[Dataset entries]
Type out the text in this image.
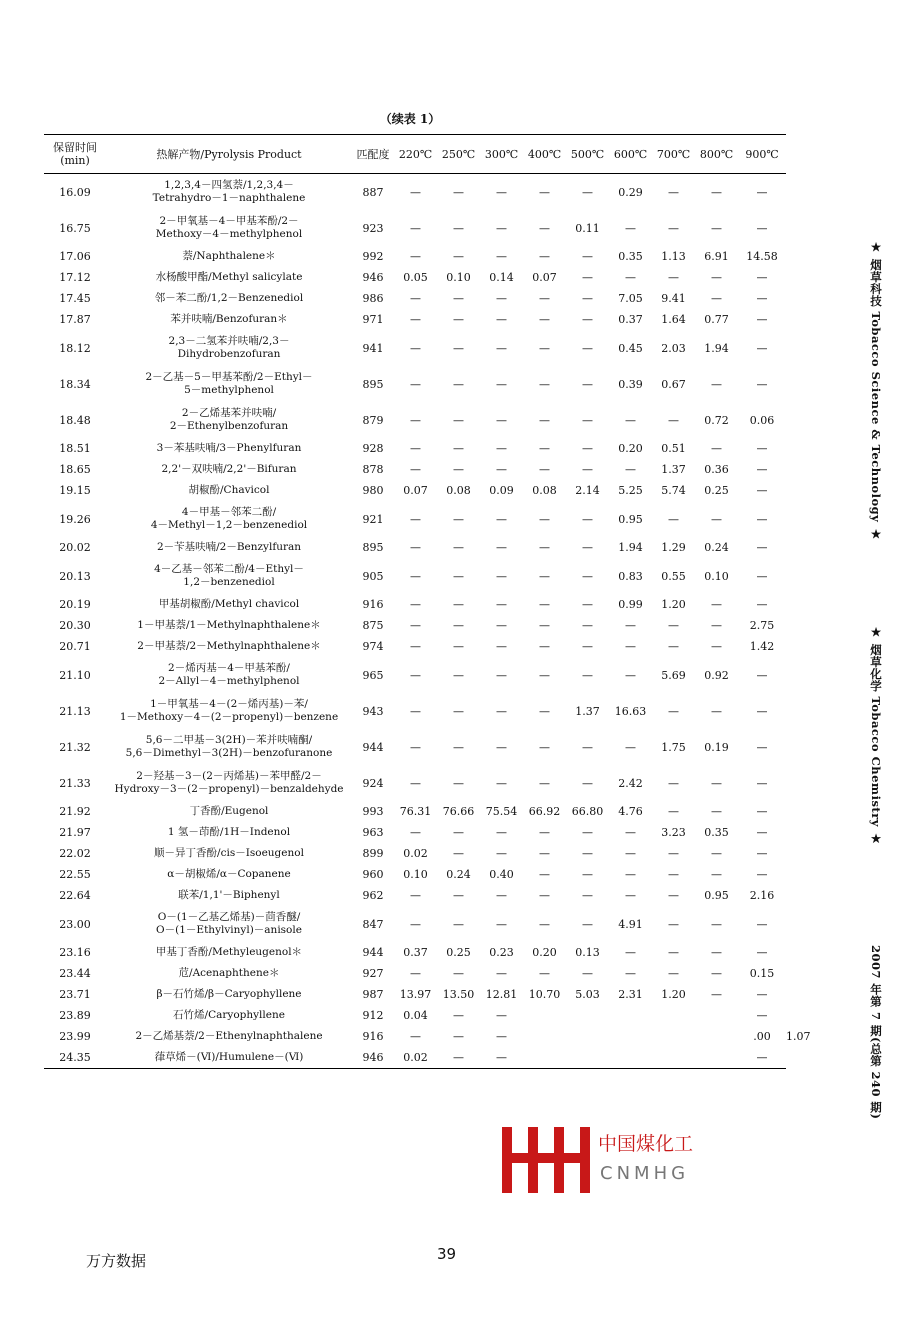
（续表 1）
保留时间
(min)	热解产物/Pyrolysis Product	匹配度	220℃	250℃	300℃	400℃	500℃	600℃	700℃	800℃	900℃	
16.09	1,2,3,4－四氢萘/1,2,3,4－
Tetrahydro－1－naphthalene	887	—	—	—	—	—	0.29	—	—	—	
16.75	2－甲氧基－4－甲基苯酚/2－
Methoxy－4－methylphenol	923	—	—	—	—	0.11	—	—	—	—	
17.06	萘/Naphthalene＊	992	—	—	—	—	—	0.35	1.13	6.91	14.58	
17.12	水杨酸甲酯/Methyl salicylate	946	0.05	0.10	0.14	0.07	—	—	—	—	—	
17.45	邻－苯二酚/1,2－Benzenediol	986	—	—	—	—	—	7.05	9.41	—	—	
17.87	苯并呋喃/Benzofuran＊	971	—	—	—	—	—	0.37	1.64	0.77	—	
18.12	2,3－二氢苯并呋喃/2,3－
Dihydrobenzofuran	941	—	—	—	—	—	0.45	2.03	1.94	—	
18.34	2－乙基－5－甲基苯酚/2－Ethyl－
5－methylphenol	895	—	—	—	—	—	0.39	0.67	—	—	
18.48	2－乙烯基苯并呋喃/
2－Ethenylbenzofuran	879	—	—	—	—	—	—	—	0.72	0.06	
18.51	3－苯基呋喃/3－Phenylfuran	928	—	—	—	—	—	0.20	0.51	—	—	
18.65	2,2'－双呋喃/2,2'－Bifuran	878	—	—	—	—	—	—	1.37	0.36	—	
19.15	胡椒酚/Chavicol	980	0.07	0.08	0.09	0.08	2.14	5.25	5.74	0.25	—	
19.26	4－甲基－邻苯二酚/
4－Methyl－1,2－benzenediol	921	—	—	—	—	—	0.95	—	—	—	
20.02	2－苄基呋喃/2－Benzylfuran	895	—	—	—	—	—	1.94	1.29	0.24	—	
20.13	4－乙基－邻苯二酚/4－Ethyl－
1,2－benzenediol	905	—	—	—	—	—	0.83	0.55	0.10	—	
20.19	甲基胡椒酚/Methyl chavicol	916	—	—	—	—	—	0.99	1.20	—	—	
20.30	1－甲基萘/1－Methylnaphthalene＊	875	—	—	—	—	—	—	—	—	2.75	
20.71	2－甲基萘/2－Methylnaphthalene＊	974	—	—	—	—	—	—	—	—	1.42	
21.10	2－烯丙基－4－甲基苯酚/
2－Allyl－4－methylphenol	965	—	—	—	—	—	—	5.69	0.92	—	
21.13	1－甲氧基－4－(2－烯丙基)－苯/
1－Methoxy－4－(2－propenyl)－benzene	943	—	—	—	—	1.37	16.63	—	—	—	
21.32	5,6－二甲基－3(2H)－苯并呋喃酮/
5,6－Dimethyl－3(2H)－benzofuranone	944	—	—	—	—	—	—	1.75	0.19	—	
21.33	2－羟基－3－(2－丙烯基)－苯甲醛/2－
Hydroxy－3－(2－propenyl)－benzaldehyde	924	—	—	—	—	—	2.42	—	—	—	
21.92	丁香酚/Eugenol	993	76.31	76.66	75.54	66.92	66.80	4.76	—	—	—	
21.97	1 氢－茚酚/1H－Indenol	963	—	—	—	—	—	—	3.23	0.35	—	
22.02	顺－异丁香酚/cis－Isoeugenol	899	0.02	—	—	—	—	—	—	—	—	
22.55	α－胡椒烯/α－Copanene	960	0.10	0.24	0.40	—	—	—	—	—	—	
22.64	联苯/1,1'－Biphenyl	962	—	—	—	—	—	—	—	0.95	2.16	
23.00	O－(1－乙基乙烯基)－茴香醚/
O－(1－Ethylvinyl)－anisole	847	—	—	—	—	—	4.91	—	—	—	
23.16	甲基丁香酚/Methyleugenol＊	944	0.37	0.25	0.23	0.20	0.13	—	—	—	—	
23.44	苊/Acenaphthene＊	927	—	—	—	—	—	—	—	—	0.15	
23.71	β－石竹烯/β－Caryophyllene	987	13.97	13.50	12.81	10.70	5.03	2.31	1.20	—	—	
23.89	石竹烯/Caryophyllene	912	0.04	—	—						—	
23.99	2－乙烯基萘/2－Ethenylnaphthalene	916	—	—	—						.00	1.07
24.35	葎草烯－(Ⅵ)/Humulene－(Ⅵ)	946	0.02	—	—						—	
★ 烟草科技 Tobacco Science & Technology ★
★ 烟草化学 Tobacco Chemistry ★
2007 年第 7 期(总第 240 期)
中国煤化工
CNMHG
万方数据	39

Problem description: Show every line from the entries above in which the word "Methoxy" appears.

Exercise result:
Methoxy－4－methylphenol	923	—	—	—	—	0.11	—	—	—	—	
1－Methoxy－4－(2－propenyl)－benzene	943	—	—	—	—	1.37	16.63	—	—	—	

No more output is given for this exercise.